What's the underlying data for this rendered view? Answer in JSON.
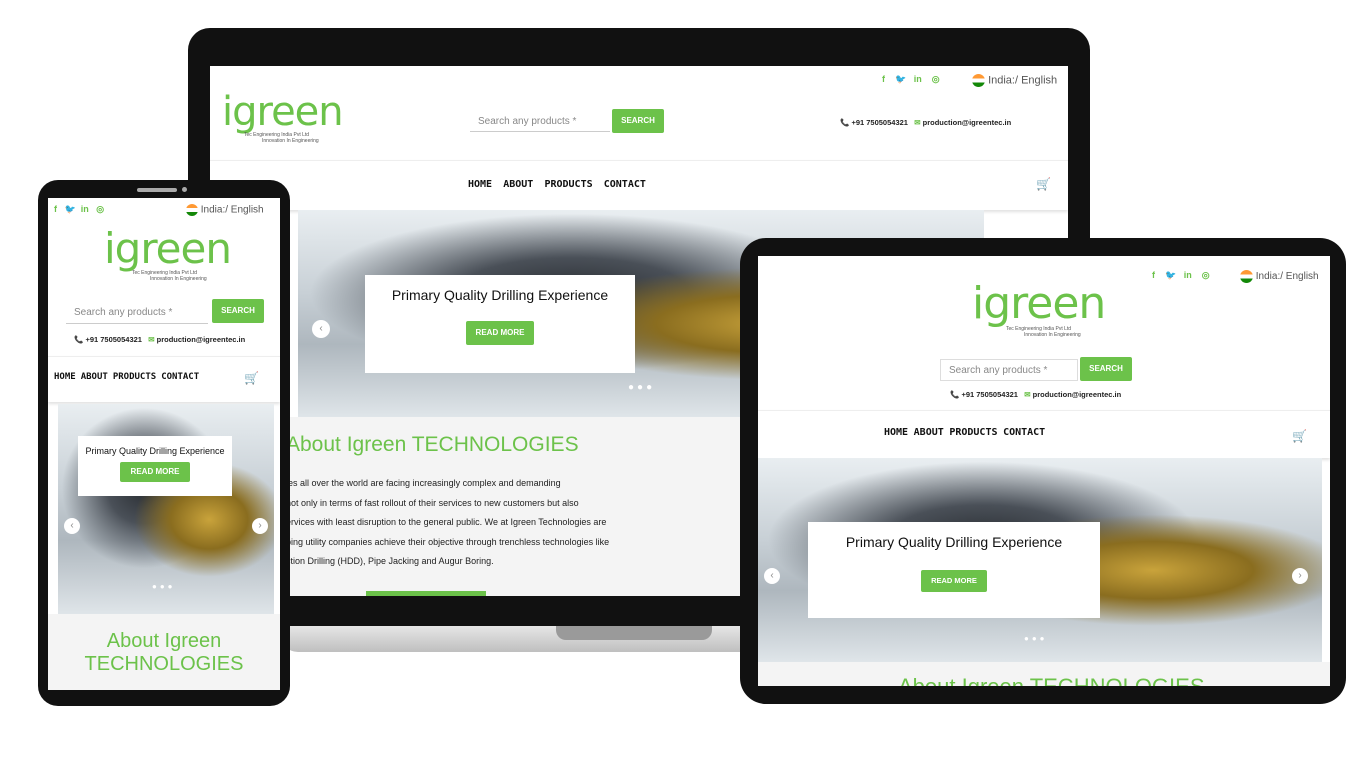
{
  "brand": {
    "logo": "igreen",
    "tagline_1": "Tec Engineering India Pvt Ltd",
    "tagline_2": "Innovation In Engineering"
  },
  "locale": "India:/ English",
  "search": {
    "placeholder": "Search any products *",
    "button": "SEARCH"
  },
  "contact": {
    "phone": "+91 7505054321",
    "email": "production@igreentec.in"
  },
  "nav": [
    "HOME",
    "ABOUT",
    "PRODUCTS",
    "CONTACT"
  ],
  "hero": {
    "caption": "Primary Quality Drilling Experience",
    "button": "READ MORE"
  },
  "about": {
    "title_desktop": "About Igreen TECHNOLOGIES",
    "title_mobile_1": "About Igreen",
    "title_mobile_2": "TECHNOLOGIES",
    "lines": [
      "ies all over the world are facing increasingly complex and demanding",
      "not only in terms of fast rollout of their services to new customers but also",
      "ervices with least disruption to the general public. We at Igreen Technologies are",
      "ping utility companies achieve their objective through trenchless technologies like",
      "ction Drilling (HDD), Pipe Jacking and Augur Boring."
    ]
  },
  "social_icons": [
    "facebook-icon",
    "twitter-icon",
    "linkedin-icon",
    "instagram-icon"
  ],
  "colors": {
    "accent": "#6cc24a",
    "device_frame": "#111111",
    "laptop_base": "#c8c8c8"
  }
}
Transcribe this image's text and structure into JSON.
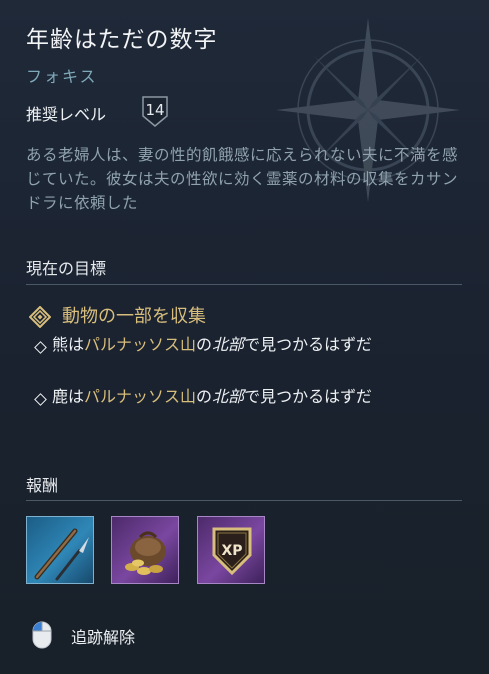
{
  "quest": {
    "title": "年齢はただの数字",
    "region": "フォキス",
    "level_label": "推奨レベル",
    "level": "14",
    "description": "ある老婦人は、妻の性的飢餓感に応えられない夫に不満を感じていた。彼女は夫の性欲に効く霊薬の材料の収集をカサンドラに依頼した"
  },
  "objectives": {
    "header": "現在の目標",
    "main": "動物の一部を収集",
    "items": [
      {
        "animal": "熊は",
        "place": "パルナッソス山",
        "particle": "の",
        "direction": "北部",
        "rest": "で見つかるはずだ"
      },
      {
        "animal": "鹿は",
        "place": "パルナッソス山",
        "particle": "の",
        "direction": "北部",
        "rest": "で見つかるはずだ"
      }
    ]
  },
  "rewards": {
    "header": "報酬",
    "items": [
      {
        "icon": "spear-icon",
        "rarity_color": "#2f87b7"
      },
      {
        "icon": "drachmae-pouch-icon",
        "rarity_color": "#7a47a0"
      },
      {
        "icon": "xp-badge-icon",
        "rarity_color": "#7a47a0",
        "label": "XP"
      }
    ]
  },
  "action": {
    "icon": "mouse-left-click-icon",
    "label": "追跡解除"
  },
  "colors": {
    "accent_gold": "#d8be7c",
    "region_blue": "#7fa8b8",
    "description_gray": "#8fa2ad"
  }
}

# # # # #

→ Task description:
Show every line from the entries above in which "their" appears.

→ Response to the task:
      "not only in terms of fast rollout of their services to new customers but also",
      "ping utility companies achieve their objective through trenchless technologies like",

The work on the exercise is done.